(Stored entries)
——————

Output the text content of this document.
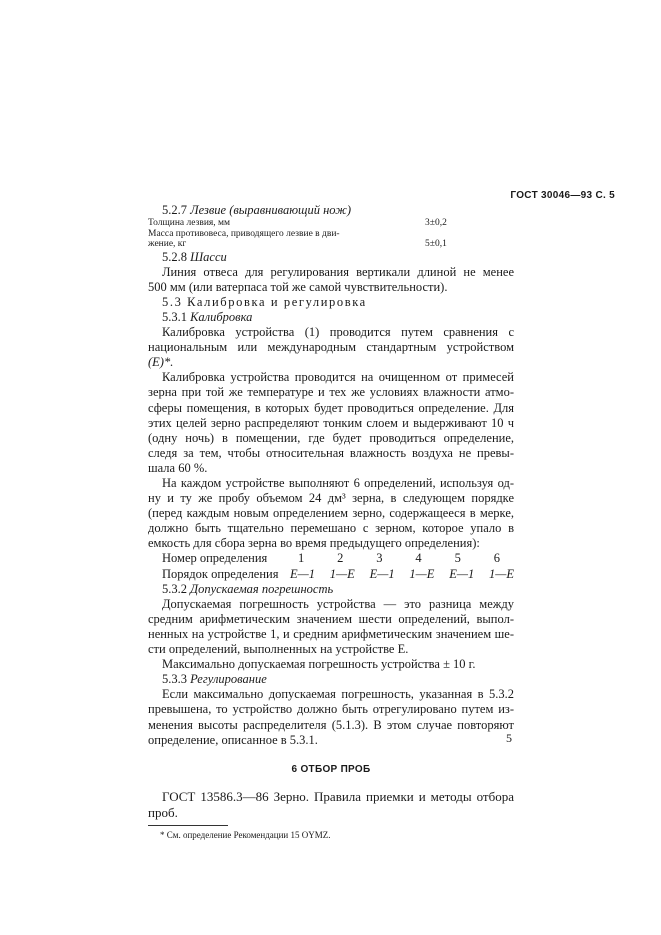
ГОСТ 30046—93 С. 5
5.2.7 Лезвие (выравнивающий нож)
Толщина лезвия, мм	3±0,2
Масса противовеса, приводящего лезвие в дви-
жение, кг	5±0,1
5.2.8 Шасси
Линия отвеса для регулирования вертикали длиной не менее
500 мм (или ватерпаса той же самой чувствительности).
5.3 Калибровка и регулировка
5.3.1 Калибровка
Калибровка устройства (1) проводится путем сравнения с
национальным или международным стандартным устройством
(E)*.
Калибровка устройства проводится на очищенном от примесей
зерна при той же температуре и тех же условиях влажности атмо-
сферы помещения, в которых будет проводиться определение. Для
этих целей зерно распределяют тонким слоем и выдерживают 10 ч
(одну ночь) в помещении, где будет проводиться определение,
следя за тем, чтобы относительная влажность воздуха не превы-
шала 60 %.
На каждом устройстве выполняют 6 определений, используя од-
ну и ту же пробу объемом 24 дм³ зерна, в следующем порядке
(перед каждым новым определением зерно, содержащееся в мерке,
должно быть тщательно перемешано с зерном, которое упало в
емкость для сбора зерна во время предыдущего определения):
Номер определения	1	2	3	4	5	6
Порядок определения E—1 1—E E—1 1—E E—1 1—E
5.3.2 Допускаемая погрешность
Допускаемая погрешность устройства — это разница между
средним арифметическим значением шести определений, выпол-
ненных на устройстве 1, и средним арифметическим значением ше-
сти определений, выполненных на устройстве E.
Максимально допускаемая погрешность устройства ± 10 г.
5.3.3 Регулирование
Если максимально допускаемая погрешность, указанная в 5.3.2
превышена, то устройство должно быть отрегулировано путем из-
менения высоты распределителя (5.1.3). В этом случае повторяют
определение, описанное в 5.3.1.
6 ОТБОР ПРОБ
ГОСТ 13586.3—86 Зерно. Правила приемки и методы отбора
проб.
* См. определение Рекомендации 15 OYMZ.
5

——————

__Work to complete__
Copy the records exactly. Skip the pictures.

__Full answer__
Output the text content of this document.
ГОСТ 30046—93 С. 5
5.2.7 Лезвие (выравнивающий нож)
Толщина лезвия, мм	3±0,2
Масса противовеса, приводящего лезвие в дви-
жение, кг	5±0,1
5.2.8 Шасси
Линия отвеса для регулирования вертикали длиной не менее
500 мм (или ватерпаса той же самой чувствительности).
5.3 Калибровка и регулировка
5.3.1 Калибровка
Калибровка устройства (1) проводится путем сравнения с
национальным или международным стандартным устройством
(E)*.
Калибровка устройства проводится на очищенном от примесей
зерна при той же температуре и тех же условиях влажности атмо-
сферы помещения, в которых будет проводиться определение. Для
этих целей зерно распределяют тонким слоем и выдерживают 10 ч
(одну ночь) в помещении, где будет проводиться определение,
следя за тем, чтобы относительная влажность воздуха не превы-
шала 60 %.
На каждом устройстве выполняют 6 определений, используя од-
ну и ту же пробу объемом 24 дм³ зерна, в следующем порядке
(перед каждым новым определением зерно, содержащееся в мерке,
должно быть тщательно перемешано с зерном, которое упало в
емкость для сбора зерна во время предыдущего определения):
Номер определения	1	2	3	4	5	6
Порядок определения E—1 1—E E—1 1—E E—1 1—E
5.3.2 Допускаемая погрешность
Допускаемая погрешность устройства — это разница между
средним арифметическим значением шести определений, выпол-
ненных на устройстве 1, и средним арифметическим значением ше-
сти определений, выполненных на устройстве E.
Максимально допускаемая погрешность устройства ± 10 г.
5.3.3 Регулирование
Если максимально допускаемая погрешность, указанная в 5.3.2
превышена, то устройство должно быть отрегулировано путем из-
менения высоты распределителя (5.1.3). В этом случае повторяют
определение, описанное в 5.3.1.
6 ОТБОР ПРОБ
ГОСТ 13586.3—86 Зерно. Правила приемки и методы отбора
проб.
* См. определение Рекомендации 15 OYMZ.
5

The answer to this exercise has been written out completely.